▶ **WORK REQUEST**:
In the text on the film The Night of the 12th, whose supporting performance is said to leave an imprint?

▶ **TEXT SEGMENT**:
* * * * *
It might seem strange, too, crafting a movie about a murdered young woman that's actually about men. (If that one word hadn't already been used as a film title this year, also for a Cannes-premiering flick about the terrors that haunt a patriarchal society, it would've fit here). But as Moll puts it, and as won't come as a surprise to anyone watching for a second, The Night of the 12th's focus on male cops and assailants is simply and mournfully realistic. Still, his feature is as committed to ensuring that Clara is never a mere statistic as its main duo are to trying to find the person responsible for her death. The reality this story is based on has made her one of many unsolved cases, but that Clara lived, loved and was loved is never in doubt within the movie's frames. (Among the picture's many supporting performances, Cotton-Frapier's leaves an imprint.)
* * * * *
▶ **RECORDS PROVIDED**:
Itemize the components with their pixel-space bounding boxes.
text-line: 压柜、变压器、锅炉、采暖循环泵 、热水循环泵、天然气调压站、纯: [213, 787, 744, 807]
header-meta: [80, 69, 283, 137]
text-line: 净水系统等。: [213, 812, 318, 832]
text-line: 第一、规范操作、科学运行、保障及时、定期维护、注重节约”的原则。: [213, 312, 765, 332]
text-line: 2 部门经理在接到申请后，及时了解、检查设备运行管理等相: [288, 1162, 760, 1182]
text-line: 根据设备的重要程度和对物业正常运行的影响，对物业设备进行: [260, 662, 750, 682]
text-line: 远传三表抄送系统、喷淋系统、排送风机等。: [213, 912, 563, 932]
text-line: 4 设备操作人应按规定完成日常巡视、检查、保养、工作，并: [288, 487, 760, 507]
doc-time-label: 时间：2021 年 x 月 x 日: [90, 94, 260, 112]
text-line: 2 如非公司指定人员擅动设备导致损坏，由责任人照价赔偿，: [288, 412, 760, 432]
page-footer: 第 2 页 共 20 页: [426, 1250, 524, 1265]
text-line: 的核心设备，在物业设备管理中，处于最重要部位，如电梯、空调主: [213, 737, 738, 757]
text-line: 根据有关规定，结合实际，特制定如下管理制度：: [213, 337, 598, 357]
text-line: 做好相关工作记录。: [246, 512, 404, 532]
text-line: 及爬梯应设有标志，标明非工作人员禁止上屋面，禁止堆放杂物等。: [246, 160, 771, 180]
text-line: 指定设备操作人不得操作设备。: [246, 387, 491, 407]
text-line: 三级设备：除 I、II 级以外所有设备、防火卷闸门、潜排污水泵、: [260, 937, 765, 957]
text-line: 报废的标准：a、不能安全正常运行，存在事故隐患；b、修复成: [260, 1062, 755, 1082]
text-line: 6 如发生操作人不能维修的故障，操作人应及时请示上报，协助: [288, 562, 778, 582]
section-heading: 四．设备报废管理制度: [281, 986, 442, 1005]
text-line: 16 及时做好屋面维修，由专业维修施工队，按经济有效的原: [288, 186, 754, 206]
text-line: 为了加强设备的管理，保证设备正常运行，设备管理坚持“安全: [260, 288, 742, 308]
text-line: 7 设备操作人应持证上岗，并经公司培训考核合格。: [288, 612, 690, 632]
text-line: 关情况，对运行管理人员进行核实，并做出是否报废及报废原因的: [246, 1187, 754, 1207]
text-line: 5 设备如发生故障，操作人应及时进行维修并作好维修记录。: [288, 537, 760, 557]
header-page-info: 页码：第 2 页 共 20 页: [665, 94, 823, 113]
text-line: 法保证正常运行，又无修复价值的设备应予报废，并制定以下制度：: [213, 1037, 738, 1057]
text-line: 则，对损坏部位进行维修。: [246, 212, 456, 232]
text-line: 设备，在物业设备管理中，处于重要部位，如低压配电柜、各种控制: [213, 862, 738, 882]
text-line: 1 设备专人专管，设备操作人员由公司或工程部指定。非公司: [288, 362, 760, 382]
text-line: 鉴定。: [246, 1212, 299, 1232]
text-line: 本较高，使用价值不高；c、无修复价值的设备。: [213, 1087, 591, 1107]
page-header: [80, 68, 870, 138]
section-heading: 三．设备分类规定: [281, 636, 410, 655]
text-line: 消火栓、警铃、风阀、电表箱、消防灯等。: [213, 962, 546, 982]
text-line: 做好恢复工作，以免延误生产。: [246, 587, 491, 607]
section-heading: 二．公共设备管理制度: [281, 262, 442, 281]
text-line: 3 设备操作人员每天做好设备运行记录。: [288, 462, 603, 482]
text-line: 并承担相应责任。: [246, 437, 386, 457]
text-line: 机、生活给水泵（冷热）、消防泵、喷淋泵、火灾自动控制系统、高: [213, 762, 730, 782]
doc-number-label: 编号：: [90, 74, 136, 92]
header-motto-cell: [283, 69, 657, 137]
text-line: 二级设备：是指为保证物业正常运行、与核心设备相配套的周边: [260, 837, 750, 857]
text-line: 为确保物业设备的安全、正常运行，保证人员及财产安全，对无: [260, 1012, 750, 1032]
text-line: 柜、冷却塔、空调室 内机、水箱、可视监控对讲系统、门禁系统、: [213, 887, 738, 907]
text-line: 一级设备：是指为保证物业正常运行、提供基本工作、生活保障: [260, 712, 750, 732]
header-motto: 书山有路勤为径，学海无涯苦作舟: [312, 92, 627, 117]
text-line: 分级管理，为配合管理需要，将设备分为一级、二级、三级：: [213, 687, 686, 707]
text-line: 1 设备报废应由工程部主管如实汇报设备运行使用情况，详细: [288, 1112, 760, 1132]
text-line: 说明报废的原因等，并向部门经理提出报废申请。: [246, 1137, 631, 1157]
* * * * *
▶ **FINAL ANSWER**:
Cotton-Frapier's.